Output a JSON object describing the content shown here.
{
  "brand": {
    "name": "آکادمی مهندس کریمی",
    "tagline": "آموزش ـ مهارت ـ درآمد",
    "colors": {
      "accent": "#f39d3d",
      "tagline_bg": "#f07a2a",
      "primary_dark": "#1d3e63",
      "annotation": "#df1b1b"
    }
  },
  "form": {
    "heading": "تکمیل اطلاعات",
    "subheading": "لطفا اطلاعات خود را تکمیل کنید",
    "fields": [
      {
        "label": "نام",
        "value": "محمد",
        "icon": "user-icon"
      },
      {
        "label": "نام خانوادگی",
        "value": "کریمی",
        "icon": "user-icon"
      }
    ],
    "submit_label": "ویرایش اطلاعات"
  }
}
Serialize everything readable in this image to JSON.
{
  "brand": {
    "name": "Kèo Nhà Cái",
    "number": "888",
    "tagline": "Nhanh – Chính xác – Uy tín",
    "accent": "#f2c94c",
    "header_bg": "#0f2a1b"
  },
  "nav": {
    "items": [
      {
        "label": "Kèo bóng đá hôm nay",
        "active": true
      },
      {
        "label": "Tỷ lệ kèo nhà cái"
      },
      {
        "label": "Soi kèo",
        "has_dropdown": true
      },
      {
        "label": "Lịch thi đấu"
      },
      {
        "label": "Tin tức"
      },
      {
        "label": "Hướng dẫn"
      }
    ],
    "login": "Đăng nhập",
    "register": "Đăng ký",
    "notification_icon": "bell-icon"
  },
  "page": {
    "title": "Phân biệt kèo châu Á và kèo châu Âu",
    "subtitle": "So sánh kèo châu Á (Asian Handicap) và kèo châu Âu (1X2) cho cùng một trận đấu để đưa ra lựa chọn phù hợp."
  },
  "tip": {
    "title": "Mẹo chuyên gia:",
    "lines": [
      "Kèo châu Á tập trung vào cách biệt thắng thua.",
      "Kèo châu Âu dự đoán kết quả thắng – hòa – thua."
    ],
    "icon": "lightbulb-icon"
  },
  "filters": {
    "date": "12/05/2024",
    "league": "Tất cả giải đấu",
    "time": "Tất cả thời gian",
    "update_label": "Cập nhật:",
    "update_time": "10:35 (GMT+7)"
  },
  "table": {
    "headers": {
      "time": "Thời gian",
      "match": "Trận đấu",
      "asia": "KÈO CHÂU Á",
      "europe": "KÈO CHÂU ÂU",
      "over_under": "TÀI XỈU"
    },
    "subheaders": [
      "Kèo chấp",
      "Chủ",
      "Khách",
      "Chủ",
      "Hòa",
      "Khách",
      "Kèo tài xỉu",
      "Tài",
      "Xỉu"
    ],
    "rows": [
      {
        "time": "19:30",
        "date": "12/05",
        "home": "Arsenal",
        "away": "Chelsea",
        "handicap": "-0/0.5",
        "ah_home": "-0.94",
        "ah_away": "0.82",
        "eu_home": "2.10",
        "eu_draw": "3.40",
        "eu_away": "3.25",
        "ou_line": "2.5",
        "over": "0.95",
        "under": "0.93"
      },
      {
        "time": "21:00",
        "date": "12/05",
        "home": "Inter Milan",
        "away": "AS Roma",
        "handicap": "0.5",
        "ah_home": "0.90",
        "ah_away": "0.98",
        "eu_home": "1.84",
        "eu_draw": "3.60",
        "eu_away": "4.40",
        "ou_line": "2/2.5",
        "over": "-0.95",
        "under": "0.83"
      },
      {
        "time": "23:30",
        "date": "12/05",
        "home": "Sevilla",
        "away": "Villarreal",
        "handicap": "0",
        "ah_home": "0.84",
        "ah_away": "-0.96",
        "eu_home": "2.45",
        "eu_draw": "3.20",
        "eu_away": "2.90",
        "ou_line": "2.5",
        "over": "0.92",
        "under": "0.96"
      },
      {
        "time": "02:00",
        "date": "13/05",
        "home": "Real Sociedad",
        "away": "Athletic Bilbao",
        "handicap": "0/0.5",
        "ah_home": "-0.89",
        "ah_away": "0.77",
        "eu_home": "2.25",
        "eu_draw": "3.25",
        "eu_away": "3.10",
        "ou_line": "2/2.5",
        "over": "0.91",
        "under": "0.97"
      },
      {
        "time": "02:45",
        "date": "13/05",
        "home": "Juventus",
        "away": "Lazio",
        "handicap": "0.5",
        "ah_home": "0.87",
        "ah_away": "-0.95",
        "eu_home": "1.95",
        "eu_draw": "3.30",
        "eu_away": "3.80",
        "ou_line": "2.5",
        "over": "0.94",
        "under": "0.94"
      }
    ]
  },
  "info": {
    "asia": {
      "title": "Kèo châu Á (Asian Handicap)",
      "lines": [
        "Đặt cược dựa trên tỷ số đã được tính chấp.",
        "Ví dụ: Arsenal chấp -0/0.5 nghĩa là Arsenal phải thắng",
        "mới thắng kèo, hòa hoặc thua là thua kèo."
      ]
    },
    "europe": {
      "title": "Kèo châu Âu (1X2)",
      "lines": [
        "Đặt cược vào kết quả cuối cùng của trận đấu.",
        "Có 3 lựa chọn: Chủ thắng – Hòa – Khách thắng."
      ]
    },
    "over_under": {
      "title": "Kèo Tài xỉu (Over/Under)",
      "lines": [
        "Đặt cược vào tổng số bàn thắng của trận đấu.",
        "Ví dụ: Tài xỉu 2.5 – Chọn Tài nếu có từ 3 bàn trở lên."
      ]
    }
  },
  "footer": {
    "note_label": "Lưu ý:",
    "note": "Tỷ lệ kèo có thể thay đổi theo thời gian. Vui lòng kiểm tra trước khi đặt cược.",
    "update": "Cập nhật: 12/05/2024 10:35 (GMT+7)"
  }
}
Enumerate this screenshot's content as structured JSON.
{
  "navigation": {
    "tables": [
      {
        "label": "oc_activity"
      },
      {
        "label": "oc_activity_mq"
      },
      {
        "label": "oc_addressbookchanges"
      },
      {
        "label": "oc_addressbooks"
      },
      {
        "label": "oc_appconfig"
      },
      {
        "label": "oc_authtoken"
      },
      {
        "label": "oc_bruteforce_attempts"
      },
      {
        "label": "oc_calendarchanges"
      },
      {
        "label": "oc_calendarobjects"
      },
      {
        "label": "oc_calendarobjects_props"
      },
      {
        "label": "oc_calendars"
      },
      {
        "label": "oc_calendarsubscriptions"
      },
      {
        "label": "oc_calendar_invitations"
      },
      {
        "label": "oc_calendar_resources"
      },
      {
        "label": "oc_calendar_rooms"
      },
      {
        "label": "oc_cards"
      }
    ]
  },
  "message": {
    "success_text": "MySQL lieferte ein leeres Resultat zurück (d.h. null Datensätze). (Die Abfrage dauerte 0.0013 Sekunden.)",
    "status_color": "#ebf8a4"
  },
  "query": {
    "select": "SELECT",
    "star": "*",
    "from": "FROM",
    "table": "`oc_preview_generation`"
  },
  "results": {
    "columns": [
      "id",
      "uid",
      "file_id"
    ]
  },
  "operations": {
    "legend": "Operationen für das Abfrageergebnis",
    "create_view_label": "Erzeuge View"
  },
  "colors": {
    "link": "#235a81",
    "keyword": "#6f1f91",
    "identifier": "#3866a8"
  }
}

=======

■ **What you have to do**
Reproduce all the records precisely.

■ **The reply**
Output a JSON object describing the content shown here.
{
  "brand": {
    "name": "آکادمی مهندس کریمی",
    "tagline": "آموزش ـ مهارت ـ درآمد",
    "colors": {
      "accent": "#f39d3d",
      "tagline_bg": "#f07a2a",
      "primary_dark": "#1d3e63",
      "annotation": "#df1b1b"
    }
  },
  "form": {
    "heading": "تکمیل اطلاعات",
    "subheading": "لطفا اطلاعات خود را تکمیل کنید",
    "fields": [
      {
        "label": "نام",
        "value": "محمد",
        "icon": "user-icon"
      },
      {
        "label": "نام خانوادگی",
        "value": "کریمی",
        "icon": "user-icon"
      }
    ],
    "submit_label": "ویرایش اطلاعات"
  }
}
Serialize everything readable in this image to JSON.
{
  "brand": {
    "name": "Kèo Nhà Cái",
    "number": "888",
    "tagline": "Nhanh – Chính xác – Uy tín",
    "accent": "#f2c94c",
    "header_bg": "#0f2a1b"
  },
  "nav": {
    "items": [
      {
        "label": "Kèo bóng đá hôm nay",
        "active": true
      },
      {
        "label": "Tỷ lệ kèo nhà cái"
      },
      {
        "label": "Soi kèo",
        "has_dropdown": true
      },
      {
        "label": "Lịch thi đấu"
      },
      {
        "label": "Tin tức"
      },
      {
        "label": "Hướng dẫn"
      }
    ],
    "login": "Đăng nhập",
    "register": "Đăng ký",
    "notification_icon": "bell-icon"
  },
  "page": {
    "title": "Phân biệt kèo châu Á và kèo châu Âu",
    "subtitle": "So sánh kèo châu Á (Asian Handicap) và kèo châu Âu (1X2) cho cùng một trận đấu để đưa ra lựa chọn phù hợp."
  },
  "tip": {
    "title": "Mẹo chuyên gia:",
    "lines": [
      "Kèo châu Á tập trung vào cách biệt thắng thua.",
      "Kèo châu Âu dự đoán kết quả thắng – hòa – thua."
    ],
    "icon": "lightbulb-icon"
  },
  "filters": {
    "date": "12/05/2024",
    "league": "Tất cả giải đấu",
    "time": "Tất cả thời gian",
    "update_label": "Cập nhật:",
    "update_time": "10:35 (GMT+7)"
  },
  "table": {
    "headers": {
      "time": "Thời gian",
      "match": "Trận đấu",
      "asia": "KÈO CHÂU Á",
      "europe": "KÈO CHÂU ÂU",
      "over_under": "TÀI XỈU"
    },
    "subheaders": [
      "Kèo chấp",
      "Chủ",
      "Khách",
      "Chủ",
      "Hòa",
      "Khách",
      "Kèo tài xỉu",
      "Tài",
      "Xỉu"
    ],
    "rows": [
      {
        "time": "19:30",
        "date": "12/05",
        "home": "Arsenal",
        "away": "Chelsea",
        "handicap": "-0/0.5",
        "ah_home": "-0.94",
        "ah_away": "0.82",
        "eu_home": "2.10",
        "eu_draw": "3.40",
        "eu_away": "3.25",
        "ou_line": "2.5",
        "over": "0.95",
        "under": "0.93"
      },
      {
        "time": "21:00",
        "date": "12/05",
        "home": "Inter Milan",
        "away": "AS Roma",
        "handicap": "0.5",
        "ah_home": "0.90",
        "ah_away": "0.98",
        "eu_home": "1.84",
        "eu_draw": "3.60",
        "eu_away": "4.40",
        "ou_line": "2/2.5",
        "over": "-0.95",
        "under": "0.83"
      },
      {
        "time": "23:30",
        "date": "12/05",
        "home": "Sevilla",
        "away": "Villarreal",
        "handicap": "0",
        "ah_home": "0.84",
        "ah_away": "-0.96",
        "eu_home": "2.45",
        "eu_draw": "3.20",
        "eu_away": "2.90",
        "ou_line": "2.5",
        "over": "0.92",
        "under": "0.96"
      },
      {
        "time": "02:00",
        "date": "13/05",
        "home": "Real Sociedad",
        "away": "Athletic Bilbao",
        "handicap": "0/0.5",
        "ah_home": "-0.89",
        "ah_away": "0.77",
        "eu_home": "2.25",
        "eu_draw": "3.25",
        "eu_away": "3.10",
        "ou_line": "2/2.5",
        "over": "0.91",
        "under": "0.97"
      },
      {
        "time": "02:45",
        "date": "13/05",
        "home": "Juventus",
        "away": "Lazio",
        "handicap": "0.5",
        "ah_home": "0.87",
        "ah_away": "-0.95",
        "eu_home": "1.95",
        "eu_draw": "3.30",
        "eu_away": "3.80",
        "ou_line": "2.5",
        "over": "0.94",
        "under": "0.94"
      }
    ]
  },
  "info": {
    "asia": {
      "title": "Kèo châu Á (Asian Handicap)",
      "lines": [
        "Đặt cược dựa trên tỷ số đã được tính chấp.",
        "Ví dụ: Arsenal chấp -0/0.5 nghĩa là Arsenal phải thắng",
        "mới thắng kèo, hòa hoặc thua là thua kèo."
      ]
    },
    "europe": {
      "title": "Kèo châu Âu (1X2)",
      "lines": [
        "Đặt cược vào kết quả cuối cùng của trận đấu.",
        "Có 3 lựa chọn: Chủ thắng – Hòa – Khách thắng."
      ]
    },
    "over_under": {
      "title": "Kèo Tài xỉu (Over/Under)",
      "lines": [
        "Đặt cược vào tổng số bàn thắng của trận đấu.",
        "Ví dụ: Tài xỉu 2.5 – Chọn Tài nếu có từ 3 bàn trở lên."
      ]
    }
  },
  "footer": {
    "note_label": "Lưu ý:",
    "note": "Tỷ lệ kèo có thể thay đổi theo thời gian. Vui lòng kiểm tra trước khi đặt cược.",
    "update": "Cập nhật: 12/05/2024 10:35 (GMT+7)"
  }
}
Enumerate this screenshot's content as structured JSON.
{
  "navigation": {
    "tables": [
      {
        "label": "oc_activity"
      },
      {
        "label": "oc_activity_mq"
      },
      {
        "label": "oc_addressbookchanges"
      },
      {
        "label": "oc_addressbooks"
      },
      {
        "label": "oc_appconfig"
      },
      {
        "label": "oc_authtoken"
      },
      {
        "label": "oc_bruteforce_attempts"
      },
      {
        "label": "oc_calendarchanges"
      },
      {
        "label": "oc_calendarobjects"
      },
      {
        "label": "oc_calendarobjects_props"
      },
      {
        "label": "oc_calendars"
      },
      {
        "label": "oc_calendarsubscriptions"
      },
      {
        "label": "oc_calendar_invitations"
      },
      {
        "label": "oc_calendar_resources"
      },
      {
        "label": "oc_calendar_rooms"
      },
      {
        "label": "oc_cards"
      }
    ]
  },
  "message": {
    "success_text": "MySQL lieferte ein leeres Resultat zurück (d.h. null Datensätze). (Die Abfrage dauerte 0.0013 Sekunden.)",
    "status_color": "#ebf8a4"
  },
  "query": {
    "select": "SELECT",
    "star": "*",
    "from": "FROM",
    "table": "`oc_preview_generation`"
  },
  "results": {
    "columns": [
      "id",
      "uid",
      "file_id"
    ]
  },
  "operations": {
    "legend": "Operationen für das Abfrageergebnis",
    "create_view_label": "Erzeuge View"
  },
  "colors": {
    "link": "#235a81",
    "keyword": "#6f1f91",
    "identifier": "#3866a8"
  }
}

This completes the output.